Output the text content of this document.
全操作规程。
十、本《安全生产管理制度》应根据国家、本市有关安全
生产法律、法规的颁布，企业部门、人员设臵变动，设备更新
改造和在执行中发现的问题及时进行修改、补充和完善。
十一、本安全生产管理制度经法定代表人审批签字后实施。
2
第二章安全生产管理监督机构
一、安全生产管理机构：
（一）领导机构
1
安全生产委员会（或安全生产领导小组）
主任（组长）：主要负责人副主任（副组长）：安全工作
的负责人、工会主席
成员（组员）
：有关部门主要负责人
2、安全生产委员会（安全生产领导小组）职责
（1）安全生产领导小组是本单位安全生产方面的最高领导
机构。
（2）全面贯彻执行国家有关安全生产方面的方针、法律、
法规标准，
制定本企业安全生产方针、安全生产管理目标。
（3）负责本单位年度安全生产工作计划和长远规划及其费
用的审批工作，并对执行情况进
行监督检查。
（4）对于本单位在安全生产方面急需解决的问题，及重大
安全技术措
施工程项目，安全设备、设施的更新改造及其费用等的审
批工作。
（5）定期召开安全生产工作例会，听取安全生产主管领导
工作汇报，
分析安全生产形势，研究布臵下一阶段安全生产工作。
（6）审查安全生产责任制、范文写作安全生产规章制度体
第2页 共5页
───
SHORT EXERCISE
Extract the complete listing verbatim.

EXERCISE OUTPUT
Output the text content of this document.
全操作规程。
十、本《安全生产管理制度》应根据国家、本市有关安全
生产法律、法规的颁布，企业部门、人员设臵变动，设备更新
改造和在执行中发现的问题及时进行修改、补充和完善。
十一、本安全生产管理制度经法定代表人审批签字后实施。
2
第二章安全生产管理监督机构
一、安全生产管理机构：
（一）领导机构
1
安全生产委员会（或安全生产领导小组）
主任（组长）：主要负责人副主任（副组长）：安全工作
的负责人、工会主席
成员（组员）
：有关部门主要负责人
2、安全生产委员会（安全生产领导小组）职责
（1）安全生产领导小组是本单位安全生产方面的最高领导
机构。
（2）全面贯彻执行国家有关安全生产方面的方针、法律、
法规标准，
制定本企业安全生产方针、安全生产管理目标。
（3）负责本单位年度安全生产工作计划和长远规划及其费
用的审批工作，并对执行情况进
行监督检查。
（4）对于本单位在安全生产方面急需解决的问题，及重大
安全技术措
施工程项目，安全设备、设施的更新改造及其费用等的审
批工作。
（5）定期召开安全生产工作例会，听取安全生产主管领导
工作汇报，
分析安全生产形势，研究布臵下一阶段安全生产工作。
（6）审查安全生产责任制、范文写作安全生产规章制度体
第2页 共5页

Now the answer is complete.